▶ ARTIKEL
Der deutsche Kanzler Olaf Scholz (SPD) hatte Abbas in Berlin empfangen. Bei der anschließenden Pressekonferenz wurde der Palästinenserpräsident nach einer möglichen Entschuldigung der Palästinenser für das Olympia-Attentat in München 1972 gefragt. Darauf antwortete er nicht, erhob aber stattdessen schwere Vorwürfe gegen Israel: “Israel hat seit 1947 bis zum heutigen Tag 50 Massaker in 50 palästinensischen Orten begangen”, sagte Abbas. “50 Massaker, 50 Holocausts”, fügte er hinzu.

Späte Antwort von Scholz

Danach hatte sich Scholz empört über die dabei von seinem Gast erhobenen “Holocaust”-Vorwürfe gegen Israel gezeigt. “Gerade für uns Deutsche ist jegliche Relativierung des Holocaust unerträglich und inakzeptabel”, sagte Scholz  “Bild”-Zeitung.

Für viele kommen diese Worte zu spät. Ungestört ließ Scholz Abbas bei der Pressekonferenz reden, ging selbst nicht auf die Worte des Palästinensers ein.

"Unfassbarer Vorgang im Kanzleramt"

Die Union kritisierte Scholz wegen seines Umgangs mit dem Holocaust-Vorwurf. “Ein unfassbarer Vorgang im Kanzleramt”, schrieb CDU-Chef Friedrich Merz auf Twitter. Der Kanzler hätte dem Palästinenserpräsidenten “klar und deutlich widersprechen und ihn bitten müssen, das Haus zu verlassen!”, argumentierte er.

▶ VORLIEGENDE DATENSÄTZE
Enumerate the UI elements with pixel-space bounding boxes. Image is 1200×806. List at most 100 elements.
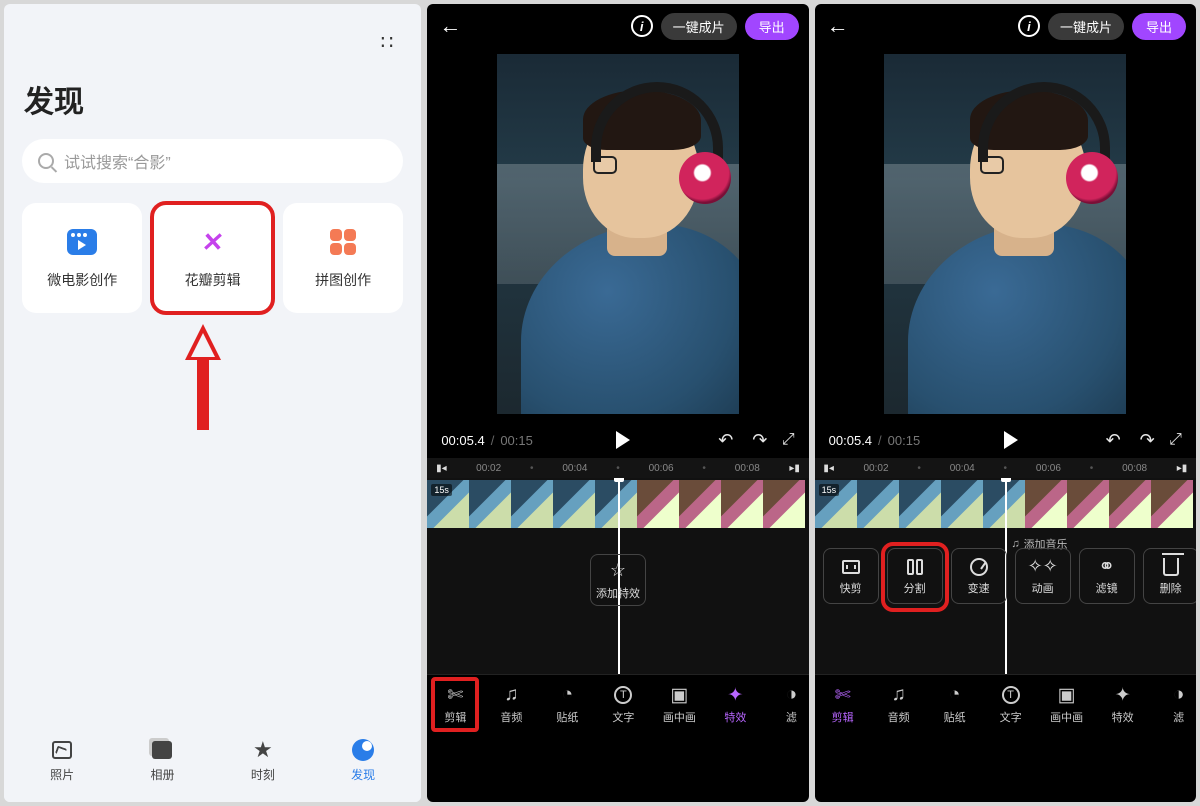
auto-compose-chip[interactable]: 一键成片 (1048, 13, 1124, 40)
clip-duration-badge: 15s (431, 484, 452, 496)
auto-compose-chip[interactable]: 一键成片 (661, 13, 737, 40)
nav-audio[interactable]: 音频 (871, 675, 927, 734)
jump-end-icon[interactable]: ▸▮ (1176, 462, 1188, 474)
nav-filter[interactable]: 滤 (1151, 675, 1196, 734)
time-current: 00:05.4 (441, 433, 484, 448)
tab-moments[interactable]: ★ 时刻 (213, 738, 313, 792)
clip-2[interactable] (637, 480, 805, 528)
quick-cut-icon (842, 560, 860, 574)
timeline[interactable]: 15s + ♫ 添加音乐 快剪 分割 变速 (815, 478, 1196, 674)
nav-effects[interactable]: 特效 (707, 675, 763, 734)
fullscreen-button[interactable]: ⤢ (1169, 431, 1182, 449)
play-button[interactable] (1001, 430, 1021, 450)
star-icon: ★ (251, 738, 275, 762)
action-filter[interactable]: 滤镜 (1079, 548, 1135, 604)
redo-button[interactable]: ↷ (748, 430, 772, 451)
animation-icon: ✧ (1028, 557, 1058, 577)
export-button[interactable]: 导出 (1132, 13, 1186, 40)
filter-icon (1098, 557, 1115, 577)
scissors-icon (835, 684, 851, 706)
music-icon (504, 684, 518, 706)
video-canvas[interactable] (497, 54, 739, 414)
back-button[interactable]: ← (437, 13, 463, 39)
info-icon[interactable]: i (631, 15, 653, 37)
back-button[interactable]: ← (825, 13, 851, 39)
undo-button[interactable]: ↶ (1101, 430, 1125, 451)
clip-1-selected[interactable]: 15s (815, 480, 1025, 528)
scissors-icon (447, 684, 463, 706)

▶ AUFGABEN
A – Schreibe aus den Datensätzen alles von der Zeile mit „auto-compose-chip[interactable]: 一键成片 (1048, 13, 1124, 40)“ bis einschließlich der Zeile mit „timeline[interactable]: 15s +“ wortgetreu ab.
B – Knüpfe an den Artikel über die Kritik an Scholz nach den Holocaust-Äußerungen von Abbas an und schreibe ihn weiter.

▶ ERGEBNISSE
A –
auto-compose-chip[interactable]: 一键成片 (1048, 13, 1124, 40)
clip-duration-badge: 15s (431, 484, 452, 496)
auto-compose-chip[interactable]: 一键成片 (661, 13, 737, 40)
nav-audio[interactable]: 音频 (871, 675, 927, 734)
jump-end-icon[interactable]: ▸▮ (1176, 462, 1188, 474)
nav-filter[interactable]: 滤 (1151, 675, 1196, 734)
time-current: 00:05.4 (441, 433, 484, 448)
tab-moments[interactable]: ★ 时刻 (213, 738, 313, 792)
clip-2[interactable] (637, 480, 805, 528)
quick-cut-icon (842, 560, 860, 574)
timeline[interactable]: 15s + ♫ 添加音乐 快剪 分割 变速 (815, 478, 1196, 674)

B –
Die stellvertretende CDU-Bundesvorsitzende Karin Prien schrieb mit Blick auf Scholz auf Twitter: “Zu wenig, zu spät”. Der FDP-Fraktionsvize Alexander Graf Lambsdorff erklärte hingegen, eine breitere Öffentlichkeit erfahre endlich, “wie die Palästinenser und Abbas – Israels angebliche “Partner” – drauf sind. Das ist wichtiger als Kritik am @Bundeskanzler, dessen Empörung klar sichtbar war”.

Scharfe Kritik

Der israelische Ministerpräsident Yair Lapid wies den Holocaust-Vorwurf des Palästinenserpräsidenten gegen Israel mit deutlichen Worten zurück. “Dass Mahmud Abbas Israel beschuldigt, “50 Holocausts” begangen zu haben, während er auf deutschem Boden steht, ist nicht nur eine moralische Schande, sondern eine ungeheuerliche Lüge”, schrieb Lapid Dienstagabend auf Twitter und verwies auf die sechs Millionen Jüdinnen und Juden, die im Holocaust ermordet wurden. Die Geschichte werde Abbas niemals verzeihen. Lapid ist selbst Sohn eines Holocaust-Überlebenden.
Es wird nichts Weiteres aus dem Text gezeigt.